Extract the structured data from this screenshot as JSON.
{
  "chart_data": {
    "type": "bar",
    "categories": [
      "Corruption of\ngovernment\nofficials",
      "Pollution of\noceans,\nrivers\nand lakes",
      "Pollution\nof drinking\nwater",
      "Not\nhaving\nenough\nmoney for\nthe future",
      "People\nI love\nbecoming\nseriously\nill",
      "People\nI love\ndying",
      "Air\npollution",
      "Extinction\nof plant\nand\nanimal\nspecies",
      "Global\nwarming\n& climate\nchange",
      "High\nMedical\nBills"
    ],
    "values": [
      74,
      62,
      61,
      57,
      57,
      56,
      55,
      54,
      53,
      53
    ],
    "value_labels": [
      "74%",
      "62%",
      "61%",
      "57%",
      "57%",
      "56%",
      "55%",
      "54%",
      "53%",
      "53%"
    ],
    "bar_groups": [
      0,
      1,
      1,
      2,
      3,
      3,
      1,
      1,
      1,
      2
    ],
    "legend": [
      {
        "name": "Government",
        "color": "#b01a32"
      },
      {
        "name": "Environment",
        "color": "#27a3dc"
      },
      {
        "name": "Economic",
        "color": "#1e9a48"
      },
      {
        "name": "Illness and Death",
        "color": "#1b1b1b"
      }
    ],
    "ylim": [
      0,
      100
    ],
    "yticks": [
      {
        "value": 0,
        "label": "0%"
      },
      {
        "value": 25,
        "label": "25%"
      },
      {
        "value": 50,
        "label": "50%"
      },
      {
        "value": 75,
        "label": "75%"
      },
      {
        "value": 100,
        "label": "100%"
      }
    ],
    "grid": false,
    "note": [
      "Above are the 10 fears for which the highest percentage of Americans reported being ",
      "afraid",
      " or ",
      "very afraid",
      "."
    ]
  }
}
************
> **Task prompt**:
Set down the entries above again, word for word.

> **Result for this task**:
Extract the structured data from this screenshot as JSON.
{
  "chart_data": {
    "type": "bar",
    "categories": [
      "Corruption of\ngovernment\nofficials",
      "Pollution of\noceans,\nrivers\nand lakes",
      "Pollution\nof drinking\nwater",
      "Not\nhaving\nenough\nmoney for\nthe future",
      "People\nI love\nbecoming\nseriously\nill",
      "People\nI love\ndying",
      "Air\npollution",
      "Extinction\nof plant\nand\nanimal\nspecies",
      "Global\nwarming\n& climate\nchange",
      "High\nMedical\nBills"
    ],
    "values": [
      74,
      62,
      61,
      57,
      57,
      56,
      55,
      54,
      53,
      53
    ],
    "value_labels": [
      "74%",
      "62%",
      "61%",
      "57%",
      "57%",
      "56%",
      "55%",
      "54%",
      "53%",
      "53%"
    ],
    "bar_groups": [
      0,
      1,
      1,
      2,
      3,
      3,
      1,
      1,
      1,
      2
    ],
    "legend": [
      {
        "name": "Government",
        "color": "#b01a32"
      },
      {
        "name": "Environment",
        "color": "#27a3dc"
      },
      {
        "name": "Economic",
        "color": "#1e9a48"
      },
      {
        "name": "Illness and Death",
        "color": "#1b1b1b"
      }
    ],
    "ylim": [
      0,
      100
    ],
    "yticks": [
      {
        "value": 0,
        "label": "0%"
      },
      {
        "value": 25,
        "label": "25%"
      },
      {
        "value": 50,
        "label": "50%"
      },
      {
        "value": 75,
        "label": "75%"
      },
      {
        "value": 100,
        "label": "100%"
      }
    ],
    "grid": false,
    "note": [
      "Above are the 10 fears for which the highest percentage of Americans reported being ",
      "afraid",
      " or ",
      "very afraid",
      "."
    ]
  }
}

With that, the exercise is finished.